··· Data for this exercise

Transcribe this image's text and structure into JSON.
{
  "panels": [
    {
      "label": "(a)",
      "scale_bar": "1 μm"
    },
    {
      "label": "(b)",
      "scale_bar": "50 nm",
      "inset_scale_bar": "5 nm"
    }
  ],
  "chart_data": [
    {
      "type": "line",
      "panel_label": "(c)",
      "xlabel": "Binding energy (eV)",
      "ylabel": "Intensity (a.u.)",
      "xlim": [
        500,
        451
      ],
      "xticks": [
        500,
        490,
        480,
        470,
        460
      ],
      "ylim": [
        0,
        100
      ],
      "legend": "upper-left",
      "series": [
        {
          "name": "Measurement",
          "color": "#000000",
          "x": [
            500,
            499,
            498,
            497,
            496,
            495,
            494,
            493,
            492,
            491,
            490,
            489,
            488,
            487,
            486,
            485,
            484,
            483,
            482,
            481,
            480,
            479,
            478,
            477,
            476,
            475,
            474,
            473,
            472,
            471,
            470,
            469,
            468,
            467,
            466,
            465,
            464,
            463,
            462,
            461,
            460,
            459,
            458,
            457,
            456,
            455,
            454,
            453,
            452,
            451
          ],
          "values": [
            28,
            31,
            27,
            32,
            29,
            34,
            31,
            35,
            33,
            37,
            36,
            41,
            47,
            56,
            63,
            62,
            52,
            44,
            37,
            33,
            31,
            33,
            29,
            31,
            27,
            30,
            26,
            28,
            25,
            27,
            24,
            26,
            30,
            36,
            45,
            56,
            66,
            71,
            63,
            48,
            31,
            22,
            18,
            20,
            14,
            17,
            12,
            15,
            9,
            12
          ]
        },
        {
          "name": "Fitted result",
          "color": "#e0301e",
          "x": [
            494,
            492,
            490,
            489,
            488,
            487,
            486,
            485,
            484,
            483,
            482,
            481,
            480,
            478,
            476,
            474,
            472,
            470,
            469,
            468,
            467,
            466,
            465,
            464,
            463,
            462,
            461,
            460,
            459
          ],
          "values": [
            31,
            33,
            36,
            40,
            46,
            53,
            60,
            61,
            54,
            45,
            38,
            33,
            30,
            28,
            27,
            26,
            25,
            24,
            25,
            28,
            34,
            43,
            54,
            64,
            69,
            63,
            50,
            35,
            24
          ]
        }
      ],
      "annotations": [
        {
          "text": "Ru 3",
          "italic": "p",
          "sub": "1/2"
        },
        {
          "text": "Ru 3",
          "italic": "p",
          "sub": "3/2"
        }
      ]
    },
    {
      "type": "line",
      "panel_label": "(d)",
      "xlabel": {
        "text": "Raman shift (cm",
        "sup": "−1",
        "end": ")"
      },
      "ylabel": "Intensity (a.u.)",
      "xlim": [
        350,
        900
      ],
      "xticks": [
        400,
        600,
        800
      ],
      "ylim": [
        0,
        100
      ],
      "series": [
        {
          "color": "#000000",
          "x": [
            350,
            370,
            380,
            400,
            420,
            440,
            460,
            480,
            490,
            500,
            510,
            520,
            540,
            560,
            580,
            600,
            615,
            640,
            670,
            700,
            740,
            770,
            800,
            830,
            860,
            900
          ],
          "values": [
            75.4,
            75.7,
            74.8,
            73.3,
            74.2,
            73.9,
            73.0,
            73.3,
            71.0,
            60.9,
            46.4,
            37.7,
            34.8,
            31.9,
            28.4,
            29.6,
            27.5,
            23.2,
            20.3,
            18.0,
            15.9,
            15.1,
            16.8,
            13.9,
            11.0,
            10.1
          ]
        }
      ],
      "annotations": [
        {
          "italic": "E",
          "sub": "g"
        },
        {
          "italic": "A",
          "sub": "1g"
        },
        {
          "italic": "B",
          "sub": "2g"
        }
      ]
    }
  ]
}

······

Stated exercise
Every entry must be quoted exactly as it appears above.

Task answer
Transcribe this image's text and structure into JSON.
{
  "panels": [
    {
      "label": "(a)",
      "scale_bar": "1 μm"
    },
    {
      "label": "(b)",
      "scale_bar": "50 nm",
      "inset_scale_bar": "5 nm"
    }
  ],
  "chart_data": [
    {
      "type": "line",
      "panel_label": "(c)",
      "xlabel": "Binding energy (eV)",
      "ylabel": "Intensity (a.u.)",
      "xlim": [
        500,
        451
      ],
      "xticks": [
        500,
        490,
        480,
        470,
        460
      ],
      "ylim": [
        0,
        100
      ],
      "legend": "upper-left",
      "series": [
        {
          "name": "Measurement",
          "color": "#000000",
          "x": [
            500,
            499,
            498,
            497,
            496,
            495,
            494,
            493,
            492,
            491,
            490,
            489,
            488,
            487,
            486,
            485,
            484,
            483,
            482,
            481,
            480,
            479,
            478,
            477,
            476,
            475,
            474,
            473,
            472,
            471,
            470,
            469,
            468,
            467,
            466,
            465,
            464,
            463,
            462,
            461,
            460,
            459,
            458,
            457,
            456,
            455,
            454,
            453,
            452,
            451
          ],
          "values": [
            28,
            31,
            27,
            32,
            29,
            34,
            31,
            35,
            33,
            37,
            36,
            41,
            47,
            56,
            63,
            62,
            52,
            44,
            37,
            33,
            31,
            33,
            29,
            31,
            27,
            30,
            26,
            28,
            25,
            27,
            24,
            26,
            30,
            36,
            45,
            56,
            66,
            71,
            63,
            48,
            31,
            22,
            18,
            20,
            14,
            17,
            12,
            15,
            9,
            12
          ]
        },
        {
          "name": "Fitted result",
          "color": "#e0301e",
          "x": [
            494,
            492,
            490,
            489,
            488,
            487,
            486,
            485,
            484,
            483,
            482,
            481,
            480,
            478,
            476,
            474,
            472,
            470,
            469,
            468,
            467,
            466,
            465,
            464,
            463,
            462,
            461,
            460,
            459
          ],
          "values": [
            31,
            33,
            36,
            40,
            46,
            53,
            60,
            61,
            54,
            45,
            38,
            33,
            30,
            28,
            27,
            26,
            25,
            24,
            25,
            28,
            34,
            43,
            54,
            64,
            69,
            63,
            50,
            35,
            24
          ]
        }
      ],
      "annotations": [
        {
          "text": "Ru 3",
          "italic": "p",
          "sub": "1/2"
        },
        {
          "text": "Ru 3",
          "italic": "p",
          "sub": "3/2"
        }
      ]
    },
    {
      "type": "line",
      "panel_label": "(d)",
      "xlabel": {
        "text": "Raman shift (cm",
        "sup": "−1",
        "end": ")"
      },
      "ylabel": "Intensity (a.u.)",
      "xlim": [
        350,
        900
      ],
      "xticks": [
        400,
        600,
        800
      ],
      "ylim": [
        0,
        100
      ],
      "series": [
        {
          "color": "#000000",
          "x": [
            350,
            370,
            380,
            400,
            420,
            440,
            460,
            480,
            490,
            500,
            510,
            520,
            540,
            560,
            580,
            600,
            615,
            640,
            670,
            700,
            740,
            770,
            800,
            830,
            860,
            900
          ],
          "values": [
            75.4,
            75.7,
            74.8,
            73.3,
            74.2,
            73.9,
            73.0,
            73.3,
            71.0,
            60.9,
            46.4,
            37.7,
            34.8,
            31.9,
            28.4,
            29.6,
            27.5,
            23.2,
            20.3,
            18.0,
            15.9,
            15.1,
            16.8,
            13.9,
            11.0,
            10.1
          ]
        }
      ],
      "annotations": [
        {
          "italic": "E",
          "sub": "g"
        },
        {
          "italic": "A",
          "sub": "1g"
        },
        {
          "italic": "B",
          "sub": "2g"
        }
      ]
    }
  ]
}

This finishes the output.